Performance improvements for Spark Window functions. This PR will also serve as the basis for moving away from Hive UDAFs to Spark UDAFs. See JIRA tickets SPARK-8638 and SPARK-7712 for more information.

Improvements

  • Much better performance (10x) in running cases (e.g. BETWEEN UNBOUNDED PRECEDING AND CURRENT ROW) and UNBOUDED FOLLOWING cases. The current implementation in spark uses a sliding window approach in these cases. This means that an aggregate is maintained for every row, so space usage is N (N being the number of rows). This also means that all these aggregates all need to be updated separately, this takes N*(N-1)/2 updates. The running case differs from the Sliding case because we are only adding data to an aggregate function (no reset is required), we only need to maintain one aggregate (like in the UNBOUNDED PRECEDING AND UNBOUNDED case), update the aggregate for each row, and get the aggregate value after each update. This is what the new implementation does. This approach only uses 1 buffer, and only requires N updates; I am currently working on data with window sizes of 500-1000 doing running sums and this saves a lot of time. The CURRENT ROW AND UNBOUNDED FOLLOWING case also uses this approach and the fact that aggregate operations are communitative, there is one twist though it will process the input buffer in reverse.

(Source data)

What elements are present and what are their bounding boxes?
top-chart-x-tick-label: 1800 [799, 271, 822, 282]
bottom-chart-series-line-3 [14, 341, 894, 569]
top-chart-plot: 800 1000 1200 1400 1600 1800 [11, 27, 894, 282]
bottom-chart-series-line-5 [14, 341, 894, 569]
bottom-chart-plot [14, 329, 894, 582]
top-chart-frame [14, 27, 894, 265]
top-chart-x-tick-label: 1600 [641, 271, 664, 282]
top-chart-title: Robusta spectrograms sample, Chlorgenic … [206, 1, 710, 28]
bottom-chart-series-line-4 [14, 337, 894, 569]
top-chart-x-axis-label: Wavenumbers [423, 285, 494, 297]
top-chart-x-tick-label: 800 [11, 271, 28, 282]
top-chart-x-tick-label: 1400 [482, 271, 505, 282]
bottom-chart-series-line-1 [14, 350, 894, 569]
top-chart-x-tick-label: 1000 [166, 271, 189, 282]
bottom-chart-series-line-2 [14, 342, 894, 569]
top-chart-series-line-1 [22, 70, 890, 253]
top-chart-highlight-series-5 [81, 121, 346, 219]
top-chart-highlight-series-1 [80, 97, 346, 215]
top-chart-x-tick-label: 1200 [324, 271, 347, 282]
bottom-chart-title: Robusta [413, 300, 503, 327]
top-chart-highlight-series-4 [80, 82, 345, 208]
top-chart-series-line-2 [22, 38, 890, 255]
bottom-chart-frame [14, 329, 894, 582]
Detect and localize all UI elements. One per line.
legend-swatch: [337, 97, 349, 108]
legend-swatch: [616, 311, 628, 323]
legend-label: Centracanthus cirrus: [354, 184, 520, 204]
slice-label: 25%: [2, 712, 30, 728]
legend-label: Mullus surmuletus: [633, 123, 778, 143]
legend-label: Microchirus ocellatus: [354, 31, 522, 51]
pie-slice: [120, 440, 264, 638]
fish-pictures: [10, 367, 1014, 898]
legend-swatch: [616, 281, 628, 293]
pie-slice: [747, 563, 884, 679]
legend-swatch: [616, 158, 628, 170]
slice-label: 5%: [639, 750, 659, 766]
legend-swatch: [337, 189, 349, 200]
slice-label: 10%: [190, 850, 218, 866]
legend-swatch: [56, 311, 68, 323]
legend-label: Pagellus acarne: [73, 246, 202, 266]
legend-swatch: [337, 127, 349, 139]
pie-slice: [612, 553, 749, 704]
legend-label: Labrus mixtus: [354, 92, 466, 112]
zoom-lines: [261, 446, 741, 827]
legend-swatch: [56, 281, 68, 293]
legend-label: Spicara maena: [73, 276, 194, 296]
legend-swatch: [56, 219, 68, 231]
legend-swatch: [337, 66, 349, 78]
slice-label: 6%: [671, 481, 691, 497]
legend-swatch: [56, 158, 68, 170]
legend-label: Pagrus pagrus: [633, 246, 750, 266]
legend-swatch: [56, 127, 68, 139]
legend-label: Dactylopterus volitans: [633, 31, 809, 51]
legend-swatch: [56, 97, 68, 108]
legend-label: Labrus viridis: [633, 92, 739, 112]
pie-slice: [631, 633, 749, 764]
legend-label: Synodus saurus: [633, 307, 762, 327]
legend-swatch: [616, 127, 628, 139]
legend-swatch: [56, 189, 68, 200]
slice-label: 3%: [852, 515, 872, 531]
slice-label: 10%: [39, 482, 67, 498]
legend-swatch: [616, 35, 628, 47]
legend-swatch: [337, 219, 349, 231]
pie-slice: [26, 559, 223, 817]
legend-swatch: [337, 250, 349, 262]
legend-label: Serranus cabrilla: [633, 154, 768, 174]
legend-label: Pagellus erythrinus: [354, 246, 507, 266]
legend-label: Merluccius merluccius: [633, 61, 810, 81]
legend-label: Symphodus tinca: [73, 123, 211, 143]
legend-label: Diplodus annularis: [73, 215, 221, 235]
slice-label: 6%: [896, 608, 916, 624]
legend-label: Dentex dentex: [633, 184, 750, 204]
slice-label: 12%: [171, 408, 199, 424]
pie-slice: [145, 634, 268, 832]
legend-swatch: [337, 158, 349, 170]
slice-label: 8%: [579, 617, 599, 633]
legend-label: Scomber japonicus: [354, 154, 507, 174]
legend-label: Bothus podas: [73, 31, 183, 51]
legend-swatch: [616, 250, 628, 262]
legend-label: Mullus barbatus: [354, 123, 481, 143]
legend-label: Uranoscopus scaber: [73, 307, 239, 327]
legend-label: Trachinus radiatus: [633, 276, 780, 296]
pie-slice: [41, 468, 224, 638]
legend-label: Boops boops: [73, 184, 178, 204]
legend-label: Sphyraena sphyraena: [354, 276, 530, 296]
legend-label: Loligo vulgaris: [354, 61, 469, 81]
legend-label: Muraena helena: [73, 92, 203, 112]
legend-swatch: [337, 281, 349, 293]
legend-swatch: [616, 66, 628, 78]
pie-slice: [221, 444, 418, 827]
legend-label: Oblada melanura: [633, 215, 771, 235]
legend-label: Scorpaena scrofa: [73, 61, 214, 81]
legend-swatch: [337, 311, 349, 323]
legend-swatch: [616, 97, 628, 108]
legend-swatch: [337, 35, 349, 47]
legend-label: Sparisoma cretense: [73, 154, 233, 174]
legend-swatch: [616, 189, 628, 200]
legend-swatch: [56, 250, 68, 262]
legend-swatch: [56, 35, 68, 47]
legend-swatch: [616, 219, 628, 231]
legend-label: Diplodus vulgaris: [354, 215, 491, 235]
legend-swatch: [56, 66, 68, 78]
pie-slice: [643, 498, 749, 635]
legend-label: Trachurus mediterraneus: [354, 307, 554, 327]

### TASKS
1. List every figure that the Spark window functions text gives for speed, space usage, buffer count, or number of updates, and say what each one describes.
2. According to the Spark window functions text, which JIRA tickets have more information?
3. Continue the Spark window functions text from its last sentence.

### PER-TASK OUTPUTS
1.
- 10x: the performance improvement in running cases and UNBOUNDED FOLLOWING cases
- N: the space usage of the current sliding window approach, with an aggregate kept for every row
- N*(N-1)/2: the number of updates the sliding window approach requires
- 1: the number of buffers the new approach uses
- N: the number of updates the new approach requires

2. SPARK-8638 and SPARK-7712.

3.
  • Fewer comparisons in the sliding case. The current implementation determines frame boundaries for every input row. The new implementation makes more use of the fact that the window is sorted, maintains the boundaries, and only moves them when the current row order changes. This is a minor improvement.
  • A single Window node is able to process all types of Frames for the same Partitioning/Ordering. This saves a little time/memory spent buffering and managing partitions. This will be enabled in a follow-up PR.
  • A lot of the staging code is moved from the execution phase to the initialization phase. Minor performance improvement, and improves readability of the execution code.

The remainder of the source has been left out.